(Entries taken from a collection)
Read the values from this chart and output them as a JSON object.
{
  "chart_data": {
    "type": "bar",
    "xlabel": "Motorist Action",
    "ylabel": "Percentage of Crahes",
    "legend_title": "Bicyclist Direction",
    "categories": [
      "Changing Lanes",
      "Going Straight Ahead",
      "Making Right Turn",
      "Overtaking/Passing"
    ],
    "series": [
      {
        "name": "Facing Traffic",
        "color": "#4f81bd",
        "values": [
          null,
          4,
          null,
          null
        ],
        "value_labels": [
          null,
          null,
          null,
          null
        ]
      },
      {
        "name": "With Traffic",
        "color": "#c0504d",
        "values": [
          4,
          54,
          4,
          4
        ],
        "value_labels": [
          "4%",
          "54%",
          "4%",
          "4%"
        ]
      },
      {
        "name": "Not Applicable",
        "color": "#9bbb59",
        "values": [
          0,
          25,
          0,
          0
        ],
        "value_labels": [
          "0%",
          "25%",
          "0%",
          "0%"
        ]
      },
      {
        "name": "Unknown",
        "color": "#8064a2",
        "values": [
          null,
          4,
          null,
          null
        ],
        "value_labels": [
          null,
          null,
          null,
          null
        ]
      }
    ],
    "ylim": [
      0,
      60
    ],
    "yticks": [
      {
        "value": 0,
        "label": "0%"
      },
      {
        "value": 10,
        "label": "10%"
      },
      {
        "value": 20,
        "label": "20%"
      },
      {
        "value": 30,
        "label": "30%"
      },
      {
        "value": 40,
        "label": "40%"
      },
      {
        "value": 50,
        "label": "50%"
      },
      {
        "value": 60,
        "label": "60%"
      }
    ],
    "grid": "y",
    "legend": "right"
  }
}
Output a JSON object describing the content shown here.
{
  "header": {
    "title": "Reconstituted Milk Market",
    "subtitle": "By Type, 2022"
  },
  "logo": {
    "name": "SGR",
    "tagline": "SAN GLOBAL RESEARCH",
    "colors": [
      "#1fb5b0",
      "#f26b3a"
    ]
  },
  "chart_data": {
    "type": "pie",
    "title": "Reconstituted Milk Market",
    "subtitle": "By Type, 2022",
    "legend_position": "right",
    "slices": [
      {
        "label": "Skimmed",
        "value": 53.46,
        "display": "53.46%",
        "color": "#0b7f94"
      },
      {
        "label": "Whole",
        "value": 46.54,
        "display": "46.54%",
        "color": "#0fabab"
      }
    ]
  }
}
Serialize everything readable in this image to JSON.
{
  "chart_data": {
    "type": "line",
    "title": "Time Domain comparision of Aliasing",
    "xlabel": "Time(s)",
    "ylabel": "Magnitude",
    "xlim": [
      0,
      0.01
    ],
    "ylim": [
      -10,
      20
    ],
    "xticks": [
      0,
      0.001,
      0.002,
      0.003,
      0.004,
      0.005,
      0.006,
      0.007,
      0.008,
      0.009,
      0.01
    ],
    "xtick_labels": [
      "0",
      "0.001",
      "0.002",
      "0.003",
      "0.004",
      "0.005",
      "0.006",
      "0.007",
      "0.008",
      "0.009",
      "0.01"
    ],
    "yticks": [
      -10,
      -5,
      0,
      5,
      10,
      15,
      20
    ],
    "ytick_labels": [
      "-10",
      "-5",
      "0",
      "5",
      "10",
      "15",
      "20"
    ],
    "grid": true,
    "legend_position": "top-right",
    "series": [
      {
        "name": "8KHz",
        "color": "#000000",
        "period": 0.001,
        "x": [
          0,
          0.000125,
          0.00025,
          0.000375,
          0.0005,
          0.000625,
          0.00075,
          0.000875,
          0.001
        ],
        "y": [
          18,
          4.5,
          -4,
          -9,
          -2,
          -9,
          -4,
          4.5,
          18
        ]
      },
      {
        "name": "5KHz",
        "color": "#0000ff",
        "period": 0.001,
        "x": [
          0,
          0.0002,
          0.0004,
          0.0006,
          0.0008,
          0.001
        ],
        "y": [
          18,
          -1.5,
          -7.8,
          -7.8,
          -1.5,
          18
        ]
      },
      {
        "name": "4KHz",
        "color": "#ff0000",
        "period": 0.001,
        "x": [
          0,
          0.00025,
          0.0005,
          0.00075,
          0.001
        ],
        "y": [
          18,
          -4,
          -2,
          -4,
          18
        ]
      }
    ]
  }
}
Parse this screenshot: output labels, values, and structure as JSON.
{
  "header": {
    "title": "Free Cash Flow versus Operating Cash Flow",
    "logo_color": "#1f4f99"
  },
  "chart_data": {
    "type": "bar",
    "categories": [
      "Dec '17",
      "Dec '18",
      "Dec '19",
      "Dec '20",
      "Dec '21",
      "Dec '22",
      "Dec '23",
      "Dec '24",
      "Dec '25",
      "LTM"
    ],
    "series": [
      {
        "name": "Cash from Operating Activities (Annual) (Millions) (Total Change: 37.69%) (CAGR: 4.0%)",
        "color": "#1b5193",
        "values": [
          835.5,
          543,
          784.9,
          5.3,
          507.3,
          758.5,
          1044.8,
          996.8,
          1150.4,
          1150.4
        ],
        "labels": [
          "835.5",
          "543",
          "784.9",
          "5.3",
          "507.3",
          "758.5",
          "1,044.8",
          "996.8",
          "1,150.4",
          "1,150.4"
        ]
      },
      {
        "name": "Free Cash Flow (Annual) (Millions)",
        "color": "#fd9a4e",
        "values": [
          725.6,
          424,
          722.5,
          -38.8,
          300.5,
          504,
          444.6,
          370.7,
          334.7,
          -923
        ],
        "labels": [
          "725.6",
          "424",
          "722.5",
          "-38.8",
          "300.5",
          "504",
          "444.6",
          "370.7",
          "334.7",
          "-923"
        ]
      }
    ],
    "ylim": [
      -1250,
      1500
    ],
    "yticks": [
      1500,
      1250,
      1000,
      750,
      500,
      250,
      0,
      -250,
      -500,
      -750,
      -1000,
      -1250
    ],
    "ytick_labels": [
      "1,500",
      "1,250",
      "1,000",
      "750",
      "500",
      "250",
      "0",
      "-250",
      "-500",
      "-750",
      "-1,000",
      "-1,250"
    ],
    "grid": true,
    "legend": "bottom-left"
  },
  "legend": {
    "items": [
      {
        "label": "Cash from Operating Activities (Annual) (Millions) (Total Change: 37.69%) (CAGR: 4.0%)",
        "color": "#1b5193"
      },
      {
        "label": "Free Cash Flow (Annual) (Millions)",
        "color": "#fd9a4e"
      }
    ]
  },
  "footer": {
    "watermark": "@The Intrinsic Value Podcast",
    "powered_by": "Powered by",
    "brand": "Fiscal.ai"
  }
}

→ **WORK INSTRUCTIONS**
Pick out all lines containing the string "Activities".

→ **OUTPUT OF THE TASK**
        "name": "Cash from Operating Activities (Annual) (Millions) (Total Change: 37.69%) (CAGR: 4.0%)",
        "label": "Cash from Operating Activities (Annual) (Millions) (Total Change: 37.69%) (CAGR: 4.0%)",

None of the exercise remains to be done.